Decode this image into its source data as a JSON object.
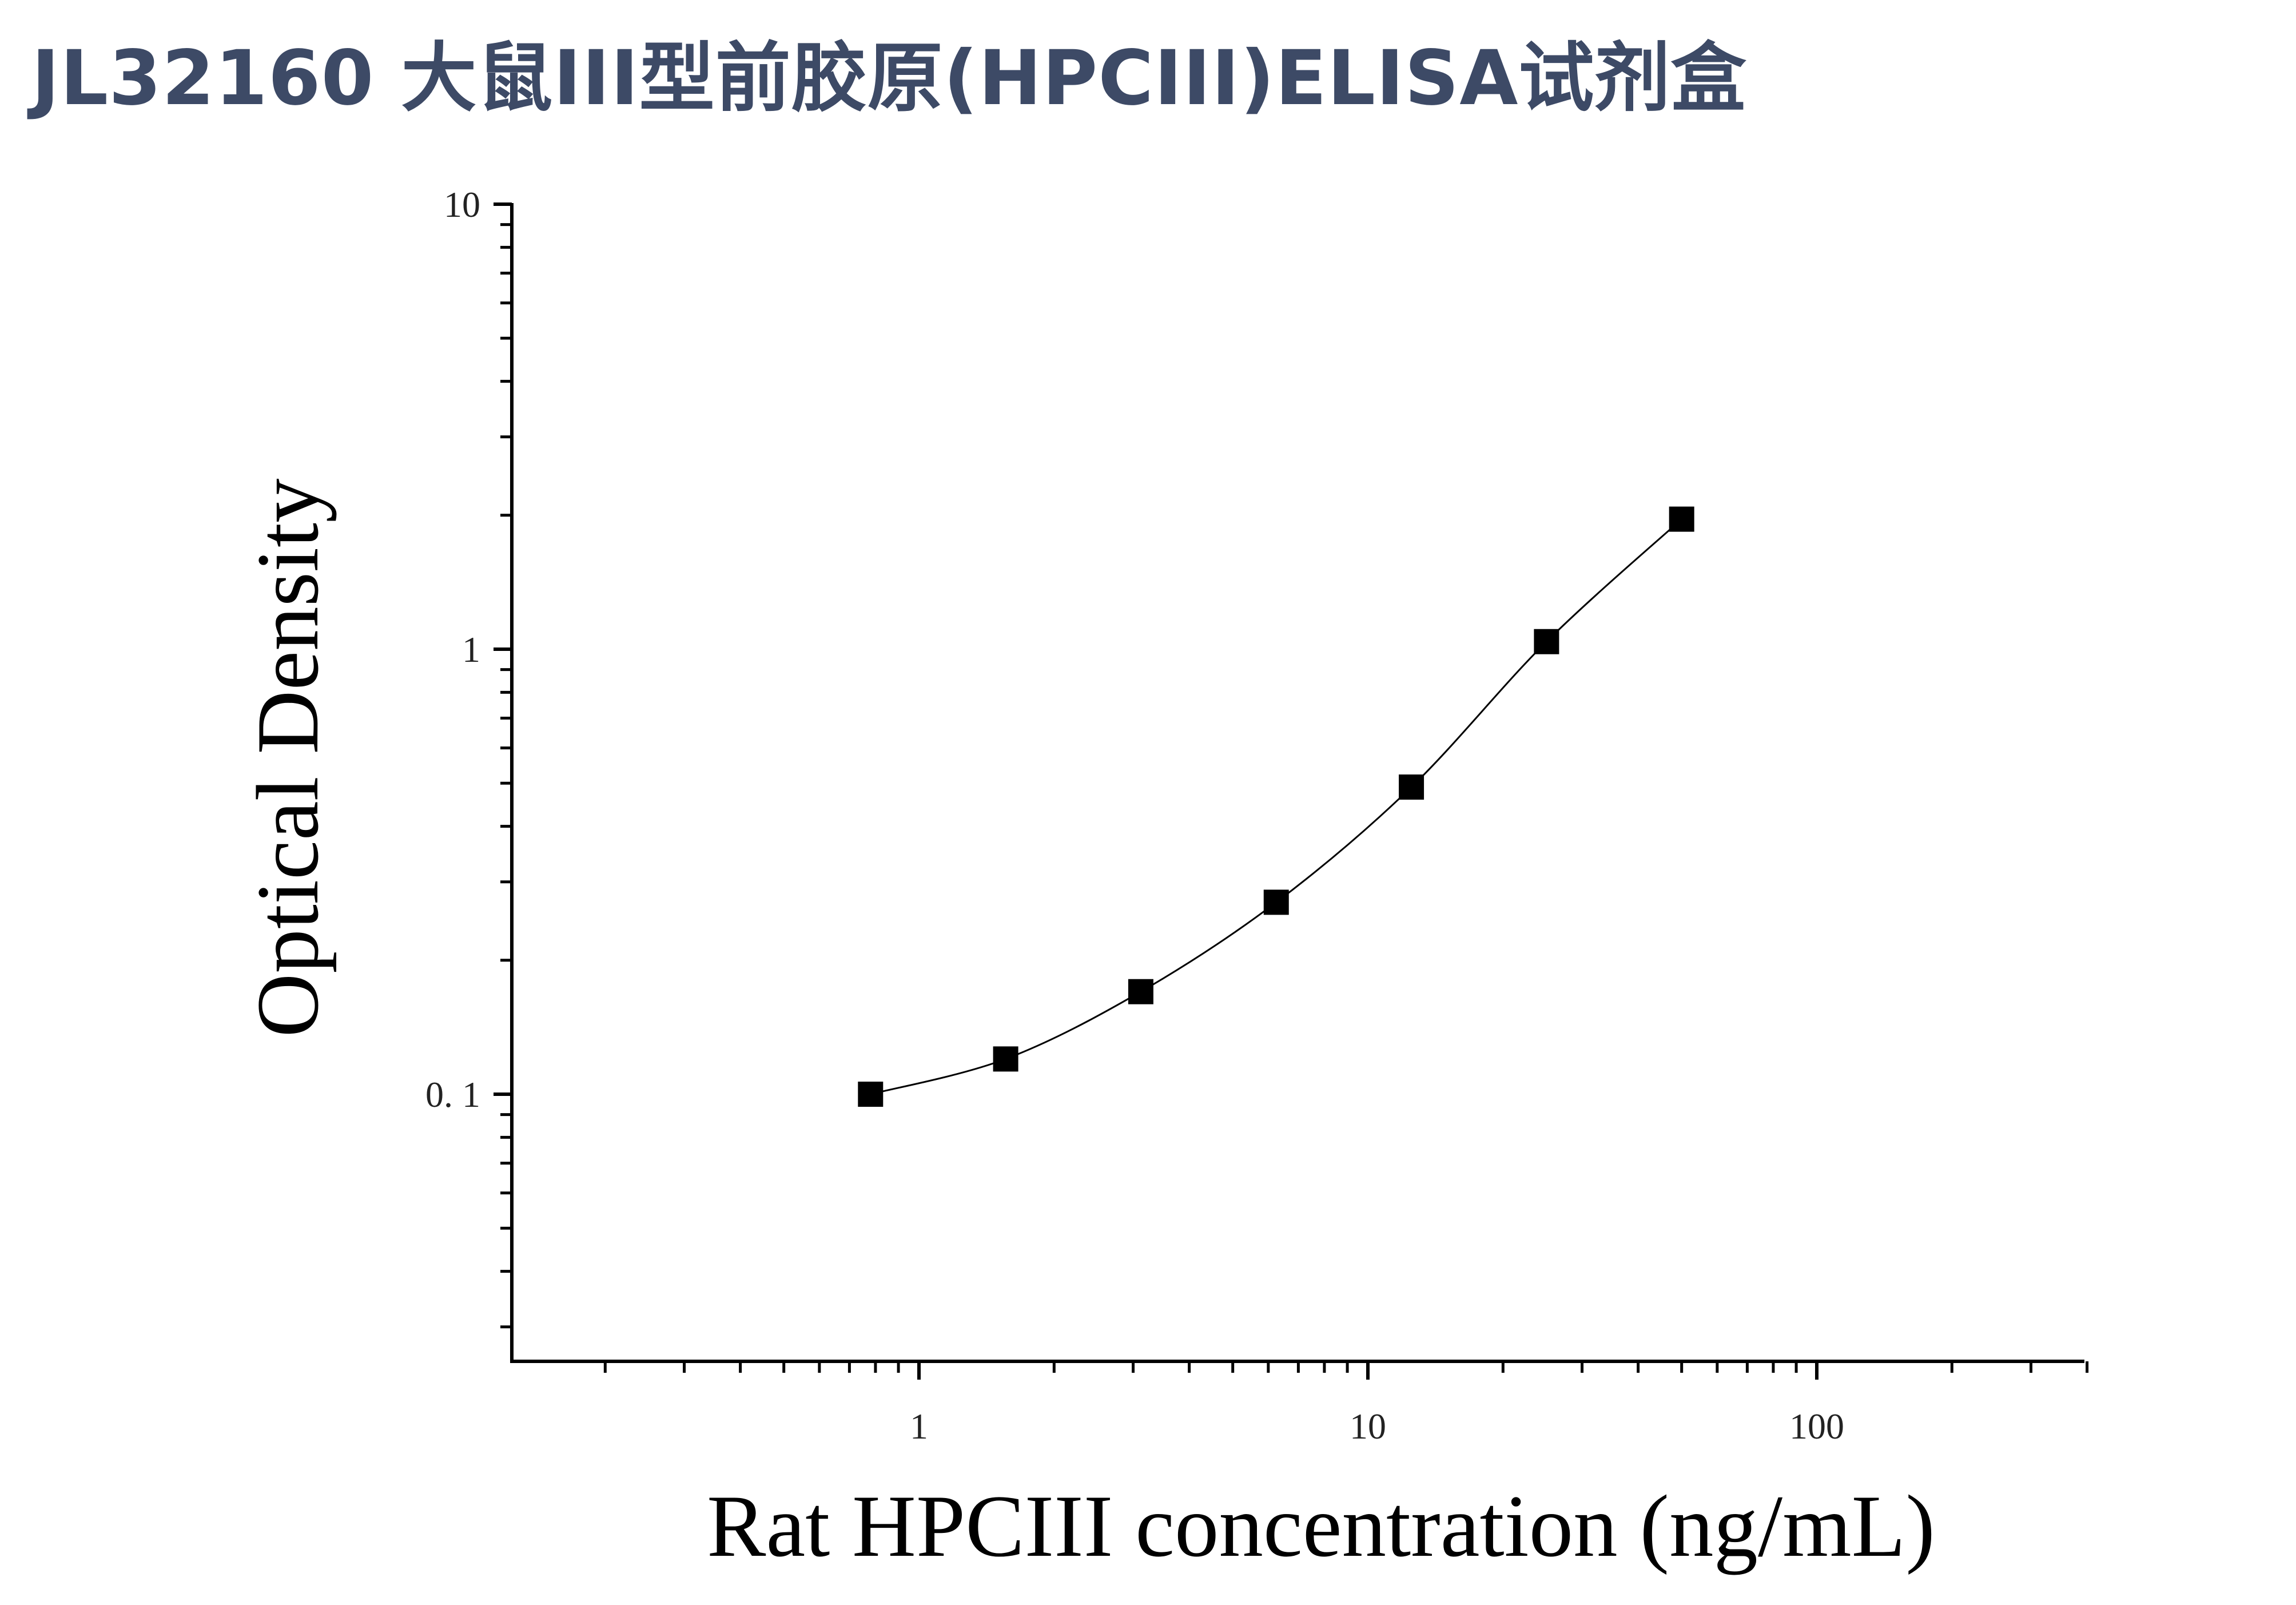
{
  "title": "JL32160 大鼠III型前胶原(HPCIII)ELISA试剂盒",
  "chart_data": {
    "type": "scatter",
    "title": "JL32160 大鼠III型前胶原(HPCIII)ELISA试剂盒",
    "xlabel": "Rat HPCIII concentration (ng/mL)",
    "ylabel": "Optical Density",
    "x_scale": "log",
    "y_scale": "log",
    "xlim": [
      0.1,
      400
    ],
    "ylim": [
      0.025,
      10
    ],
    "x_ticks": [
      {
        "value": 1,
        "label": "1"
      },
      {
        "value": 10,
        "label": "10"
      },
      {
        "value": 100,
        "label": "100"
      }
    ],
    "y_ticks": [
      {
        "value": 0.1,
        "label": "0. 1"
      },
      {
        "value": 1,
        "label": "1"
      },
      {
        "value": 10,
        "label": "10"
      }
    ],
    "grid": false,
    "legend": "none",
    "series": [
      {
        "x": [
          0.78,
          1.56,
          3.12,
          6.25,
          12.5,
          25,
          50
        ],
        "y": [
          0.1,
          0.12,
          0.17,
          0.27,
          0.49,
          1.04,
          1.96
        ],
        "marker": "square",
        "color": "#000000",
        "fit_line": true
      }
    ]
  }
}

****************

**TASK GOAL**. Gather and return every line that holds the string "大鼠III型前胶原".

**RIGHT ANSWER**.
  "title": "JL32160 大鼠III型前胶原(HPCIII)ELISA试剂盒",
    "title": "JL32160 大鼠III型前胶原(HPCIII)ELISA试剂盒",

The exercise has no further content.